→ MATERIALS PROVIDED:
※

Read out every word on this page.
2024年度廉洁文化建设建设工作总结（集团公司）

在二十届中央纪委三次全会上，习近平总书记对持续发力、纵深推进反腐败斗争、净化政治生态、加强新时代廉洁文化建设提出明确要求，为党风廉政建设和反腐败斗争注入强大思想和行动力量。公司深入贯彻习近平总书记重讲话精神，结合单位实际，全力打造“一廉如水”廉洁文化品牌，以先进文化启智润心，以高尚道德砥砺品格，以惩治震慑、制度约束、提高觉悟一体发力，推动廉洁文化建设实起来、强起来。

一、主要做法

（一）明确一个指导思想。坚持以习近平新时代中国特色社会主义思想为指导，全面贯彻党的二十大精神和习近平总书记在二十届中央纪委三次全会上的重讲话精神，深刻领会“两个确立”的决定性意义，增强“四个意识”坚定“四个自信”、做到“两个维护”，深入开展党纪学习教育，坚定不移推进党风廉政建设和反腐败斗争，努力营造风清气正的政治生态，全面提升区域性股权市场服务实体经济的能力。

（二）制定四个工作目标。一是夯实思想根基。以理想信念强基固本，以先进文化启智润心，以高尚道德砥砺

※

→ STATED TASK:
Reproduce every record above exactly as it appears.

→ RESULT OF THIS EXERCISE:
Read out every word on this page.
2024年度廉洁文化建设建设工作总结（集团公司）

在二十届中央纪委三次全会上，习近平总书记对持续发力、纵深推进反腐败斗争、净化政治生态、加强新时代廉洁文化建设提出明确要求，为党风廉政建设和反腐败斗争注入强大思想和行动力量。公司深入贯彻习近平总书记重讲话精神，结合单位实际，全力打造“一廉如水”廉洁文化品牌，以先进文化启智润心，以高尚道德砥砺品格，以惩治震慑、制度约束、提高觉悟一体发力，推动廉洁文化建设实起来、强起来。

一、主要做法

（一）明确一个指导思想。坚持以习近平新时代中国特色社会主义思想为指导，全面贯彻党的二十大精神和习近平总书记在二十届中央纪委三次全会上的重讲话精神，深刻领会“两个确立”的决定性意义，增强“四个意识”坚定“四个自信”、做到“两个维护”，深入开展党纪学习教育，坚定不移推进党风廉政建设和反腐败斗争，努力营造风清气正的政治生态，全面提升区域性股权市场服务实体经济的能力。

（二）制定四个工作目标。一是夯实思想根基。以理想信念强基固本，以先进文化启智润心，以高尚道德砥砺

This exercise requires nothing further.